-- WHAT TO WORK ON --
Repeat the material below word for word and leave out all pictures.
■ ■ ■
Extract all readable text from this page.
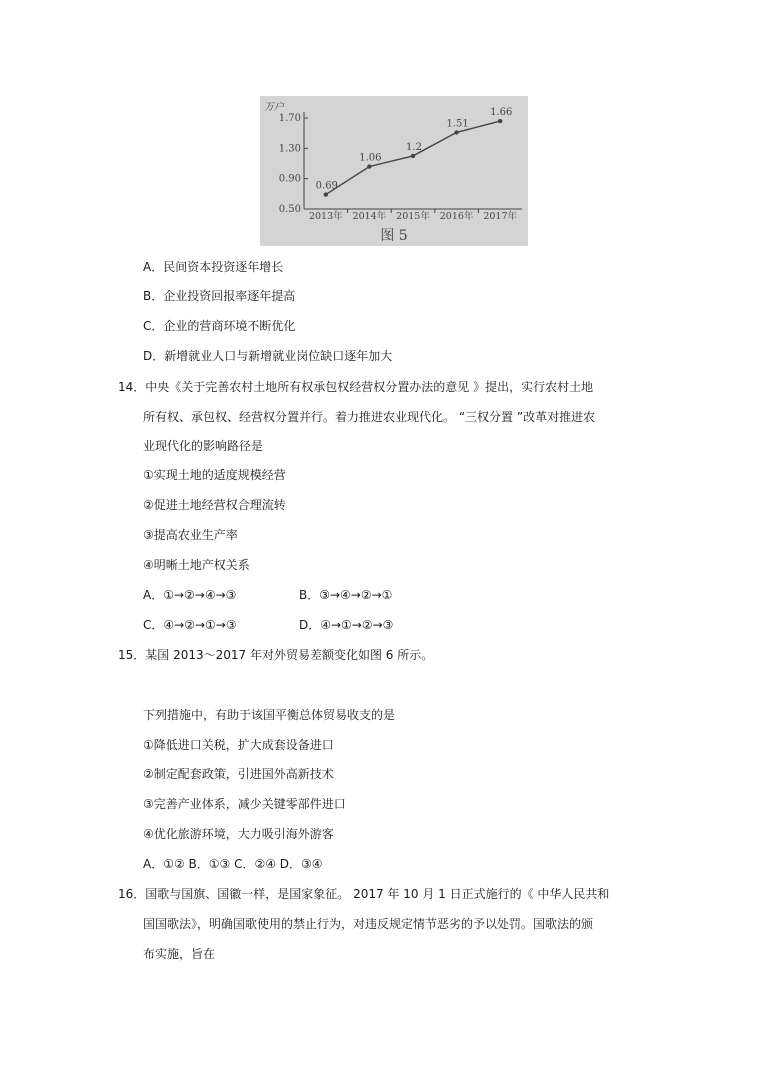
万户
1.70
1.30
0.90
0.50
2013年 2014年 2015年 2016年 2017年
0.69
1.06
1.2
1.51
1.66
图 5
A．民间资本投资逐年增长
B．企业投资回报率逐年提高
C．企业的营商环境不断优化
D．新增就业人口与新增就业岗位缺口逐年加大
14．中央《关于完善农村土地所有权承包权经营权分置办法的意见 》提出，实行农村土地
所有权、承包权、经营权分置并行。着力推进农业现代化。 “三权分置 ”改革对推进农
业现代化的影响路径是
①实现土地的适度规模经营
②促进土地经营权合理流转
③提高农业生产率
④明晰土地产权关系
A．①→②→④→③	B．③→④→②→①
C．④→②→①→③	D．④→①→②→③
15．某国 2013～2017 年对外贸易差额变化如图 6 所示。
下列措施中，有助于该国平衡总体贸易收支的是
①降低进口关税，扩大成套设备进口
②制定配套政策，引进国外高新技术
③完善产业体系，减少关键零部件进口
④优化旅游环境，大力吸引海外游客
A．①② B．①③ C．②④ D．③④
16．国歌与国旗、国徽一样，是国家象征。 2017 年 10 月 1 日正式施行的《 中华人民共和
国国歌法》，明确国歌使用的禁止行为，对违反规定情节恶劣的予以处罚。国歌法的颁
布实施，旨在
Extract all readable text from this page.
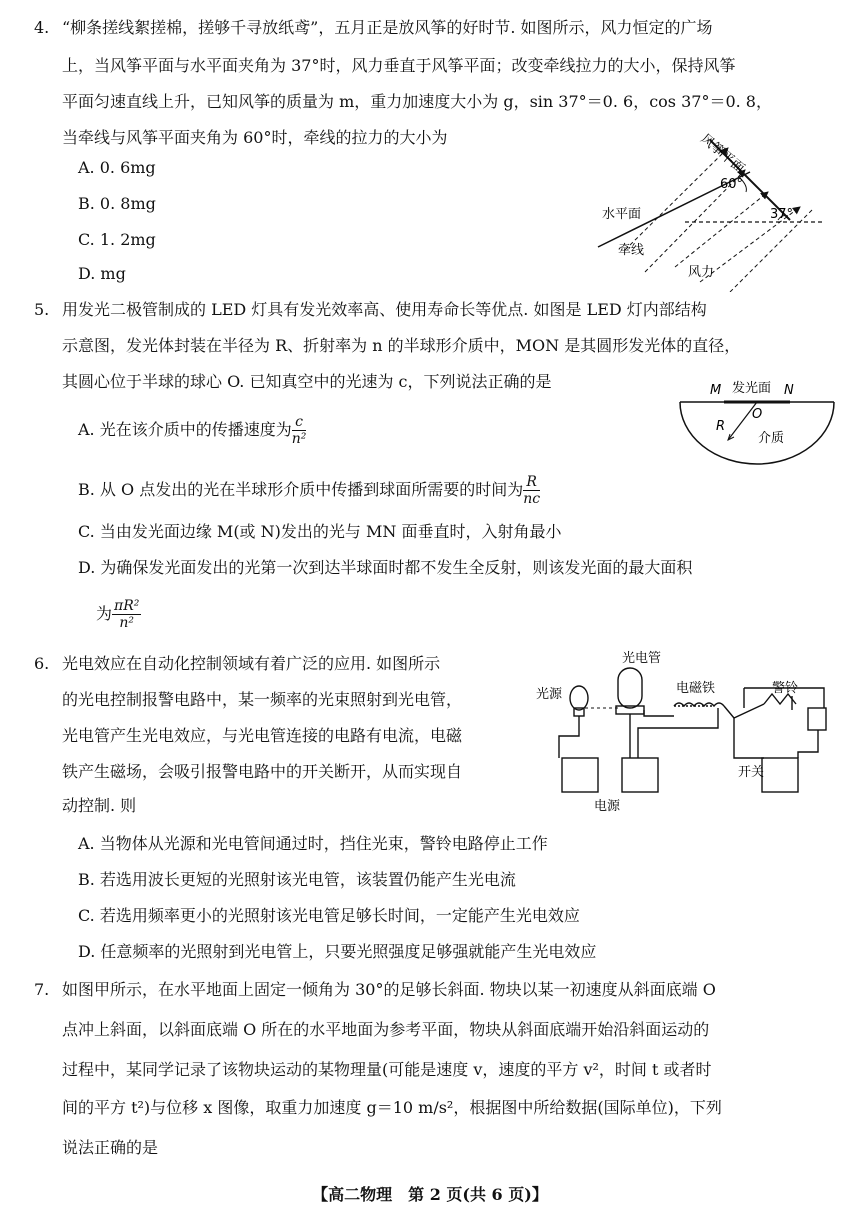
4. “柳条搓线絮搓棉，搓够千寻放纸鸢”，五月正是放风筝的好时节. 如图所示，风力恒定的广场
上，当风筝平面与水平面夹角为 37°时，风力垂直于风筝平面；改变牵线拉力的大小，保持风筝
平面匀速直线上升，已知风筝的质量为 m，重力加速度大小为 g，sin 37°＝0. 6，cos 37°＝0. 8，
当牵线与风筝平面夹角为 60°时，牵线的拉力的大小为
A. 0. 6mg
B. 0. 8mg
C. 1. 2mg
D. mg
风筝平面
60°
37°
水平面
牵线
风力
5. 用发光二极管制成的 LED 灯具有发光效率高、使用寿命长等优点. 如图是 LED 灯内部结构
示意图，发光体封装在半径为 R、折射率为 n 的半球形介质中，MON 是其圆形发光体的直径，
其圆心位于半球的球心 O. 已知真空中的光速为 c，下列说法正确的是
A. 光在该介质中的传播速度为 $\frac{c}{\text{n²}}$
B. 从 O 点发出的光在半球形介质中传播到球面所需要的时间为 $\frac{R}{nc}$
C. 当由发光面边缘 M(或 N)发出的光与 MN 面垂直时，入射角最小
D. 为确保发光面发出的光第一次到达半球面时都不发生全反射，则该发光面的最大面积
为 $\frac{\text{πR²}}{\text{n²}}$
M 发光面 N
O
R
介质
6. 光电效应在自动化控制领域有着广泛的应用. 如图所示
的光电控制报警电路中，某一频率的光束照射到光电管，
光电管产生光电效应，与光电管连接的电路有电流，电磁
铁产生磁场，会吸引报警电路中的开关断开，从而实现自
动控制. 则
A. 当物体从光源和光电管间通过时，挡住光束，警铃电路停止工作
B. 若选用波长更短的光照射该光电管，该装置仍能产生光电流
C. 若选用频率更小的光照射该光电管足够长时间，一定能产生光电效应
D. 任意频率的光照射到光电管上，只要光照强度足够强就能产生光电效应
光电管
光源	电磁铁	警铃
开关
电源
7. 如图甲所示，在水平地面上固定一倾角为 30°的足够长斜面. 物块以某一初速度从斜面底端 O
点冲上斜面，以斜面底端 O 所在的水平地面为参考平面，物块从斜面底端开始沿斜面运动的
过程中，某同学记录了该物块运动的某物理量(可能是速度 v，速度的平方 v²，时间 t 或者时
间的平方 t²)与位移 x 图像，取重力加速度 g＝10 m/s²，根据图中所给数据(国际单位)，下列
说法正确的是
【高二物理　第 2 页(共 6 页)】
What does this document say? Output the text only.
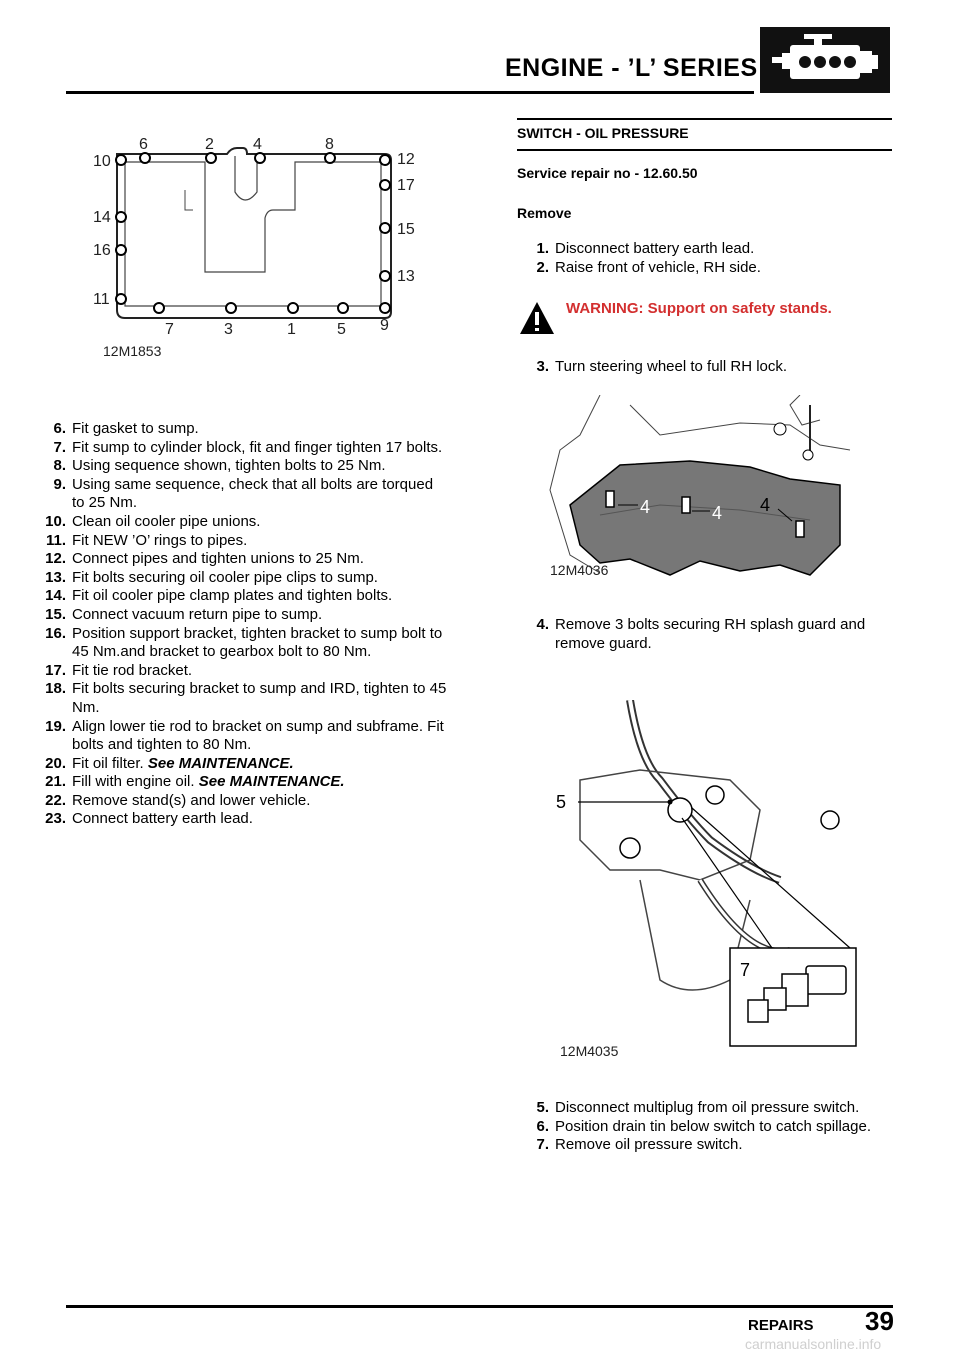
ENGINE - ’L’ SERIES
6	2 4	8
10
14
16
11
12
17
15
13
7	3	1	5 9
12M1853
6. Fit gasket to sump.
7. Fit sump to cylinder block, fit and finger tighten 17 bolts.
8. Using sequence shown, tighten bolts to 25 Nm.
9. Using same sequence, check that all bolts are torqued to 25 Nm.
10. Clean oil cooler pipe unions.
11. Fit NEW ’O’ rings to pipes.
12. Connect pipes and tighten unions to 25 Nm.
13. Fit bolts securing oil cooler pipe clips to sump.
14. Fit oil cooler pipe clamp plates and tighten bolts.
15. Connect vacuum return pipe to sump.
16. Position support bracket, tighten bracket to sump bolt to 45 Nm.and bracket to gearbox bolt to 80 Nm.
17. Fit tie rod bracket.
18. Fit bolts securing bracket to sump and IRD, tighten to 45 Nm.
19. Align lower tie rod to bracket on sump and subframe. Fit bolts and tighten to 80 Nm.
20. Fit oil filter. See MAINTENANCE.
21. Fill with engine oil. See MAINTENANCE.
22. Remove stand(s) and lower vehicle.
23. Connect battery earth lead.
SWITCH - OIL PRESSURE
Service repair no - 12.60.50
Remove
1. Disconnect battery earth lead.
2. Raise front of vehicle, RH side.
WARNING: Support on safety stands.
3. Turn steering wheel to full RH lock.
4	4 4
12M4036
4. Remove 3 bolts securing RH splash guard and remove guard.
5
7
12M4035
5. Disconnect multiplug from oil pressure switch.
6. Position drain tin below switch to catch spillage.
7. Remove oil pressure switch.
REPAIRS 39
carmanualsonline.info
■ ■ ■
-- OUTPUT BELOW --
Extract all readable text from this page.
万户
1.70
1.30
0.90
0.50
2013年 2014年 2015年 2016年 2017年
0.69
1.06
1.2
1.51
1.66
图 5
A．民间资本投资逐年增长
B．企业投资回报率逐年提高
C．企业的营商环境不断优化
D．新增就业人口与新增就业岗位缺口逐年加大
14．中央《关于完善农村土地所有权承包权经营权分置办法的意见 》提出，实行农村土地
所有权、承包权、经营权分置并行。着力推进农业现代化。 “三权分置 ”改革对推进农
业现代化的影响路径是
①实现土地的适度规模经营
②促进土地经营权合理流转
③提高农业生产率
④明晰土地产权关系
A．①→②→④→③	B．③→④→②→①
C．④→②→①→③	D．④→①→②→③
15．某国 2013～2017 年对外贸易差额变化如图 6 所示。
下列措施中，有助于该国平衡总体贸易收支的是
①降低进口关税，扩大成套设备进口
②制定配套政策，引进国外高新技术
③完善产业体系，减少关键零部件进口
④优化旅游环境，大力吸引海外游客
A．①② B．①③ C．②④ D．③④
16．国歌与国旗、国徽一样，是国家象征。 2017 年 10 月 1 日正式施行的《 中华人民共和
国国歌法》，明确国歌使用的禁止行为，对违反规定情节恶劣的予以处罚。国歌法的颁
布实施，旨在
Extract all readable text from this page.
4. “柳条搓线絮搓棉，搓够千寻放纸鸢”，五月正是放风筝的好时节. 如图所示，风力恒定的广场
上，当风筝平面与水平面夹角为 37°时，风力垂直于风筝平面；改变牵线拉力的大小，保持风筝
平面匀速直线上升，已知风筝的质量为 m，重力加速度大小为 g，sin 37°＝0. 6，cos 37°＝0. 8，
当牵线与风筝平面夹角为 60°时，牵线的拉力的大小为
A. 0. 6mg
B. 0. 8mg
C. 1. 2mg
D. mg
风筝平面
60°
37°
水平面
牵线
风力
5. 用发光二极管制成的 LED 灯具有发光效率高、使用寿命长等优点. 如图是 LED 灯内部结构
示意图，发光体封装在半径为 R、折射率为 n 的半球形介质中，MON 是其圆形发光体的直径，
其圆心位于半球的球心 O. 已知真空中的光速为 c，下列说法正确的是
A. 光在该介质中的传播速度为 $\frac{c}{\text{n²}}$
B. 从 O 点发出的光在半球形介质中传播到球面所需要的时间为 $\frac{R}{nc}$
C. 当由发光面边缘 M(或 N)发出的光与 MN 面垂直时，入射角最小
D. 为确保发光面发出的光第一次到达半球面时都不发生全反射，则该发光面的最大面积
为 $\frac{\text{πR²}}{\text{n²}}$
M 发光面 N
O
R
介质
6. 光电效应在自动化控制领域有着广泛的应用. 如图所示
的光电控制报警电路中，某一频率的光束照射到光电管，
光电管产生光电效应，与光电管连接的电路有电流，电磁
铁产生磁场，会吸引报警电路中的开关断开，从而实现自
动控制. 则
A. 当物体从光源和光电管间通过时，挡住光束，警铃电路停止工作
B. 若选用波长更短的光照射该光电管，该装置仍能产生光电流
C. 若选用频率更小的光照射该光电管足够长时间，一定能产生光电效应
D. 任意频率的光照射到光电管上，只要光照强度足够强就能产生光电效应
光电管
光源	电磁铁	警铃
开关
电源
7. 如图甲所示，在水平地面上固定一倾角为 30°的足够长斜面. 物块以某一初速度从斜面底端 O
点冲上斜面，以斜面底端 O 所在的水平地面为参考平面，物块从斜面底端开始沿斜面运动的
过程中，某同学记录了该物块运动的某物理量(可能是速度 v，速度的平方 v²，时间 t 或者时
间的平方 t²)与位移 x 图像，取重力加速度 g＝10 m/s²，根据图中所给数据(国际单位)，下列
说法正确的是
【高二物理　第 2 页(共 6 页)】
What does this document say? Output the text only.
ENGINE - ’L’ SERIES
6	2 4	8
10
14
16
11
12
17
15
13
7	3	1	5 9
12M1853
6. Fit gasket to sump.
7. Fit sump to cylinder block, fit and finger tighten 17 bolts.
8. Using sequence shown, tighten bolts to 25 Nm.
9. Using same sequence, check that all bolts are torqued to 25 Nm.
10. Clean oil cooler pipe unions.
11. Fit NEW ’O’ rings to pipes.
12. Connect pipes and tighten unions to 25 Nm.
13. Fit bolts securing oil cooler pipe clips to sump.
14. Fit oil cooler pipe clamp plates and tighten bolts.
15. Connect vacuum return pipe to sump.
16. Position support bracket, tighten bracket to sump bolt to 45 Nm.and bracket to gearbox bolt to 80 Nm.
17. Fit tie rod bracket.
18. Fit bolts securing bracket to sump and IRD, tighten to 45 Nm.
19. Align lower tie rod to bracket on sump and subframe. Fit bolts and tighten to 80 Nm.
20. Fit oil filter. See MAINTENANCE.
21. Fill with engine oil. See MAINTENANCE.
22. Remove stand(s) and lower vehicle.
23. Connect battery earth lead.
SWITCH - OIL PRESSURE
Service repair no - 12.60.50
Remove
1. Disconnect battery earth lead.
2. Raise front of vehicle, RH side.
WARNING: Support on safety stands.
3. Turn steering wheel to full RH lock.
4	4 4
12M4036
4. Remove 3 bolts securing RH splash guard and remove guard.
5
7
12M4035
5. Disconnect multiplug from oil pressure switch.
6. Position drain tin below switch to catch spillage.
7. Remove oil pressure switch.
REPAIRS 39
carmanualsonline.info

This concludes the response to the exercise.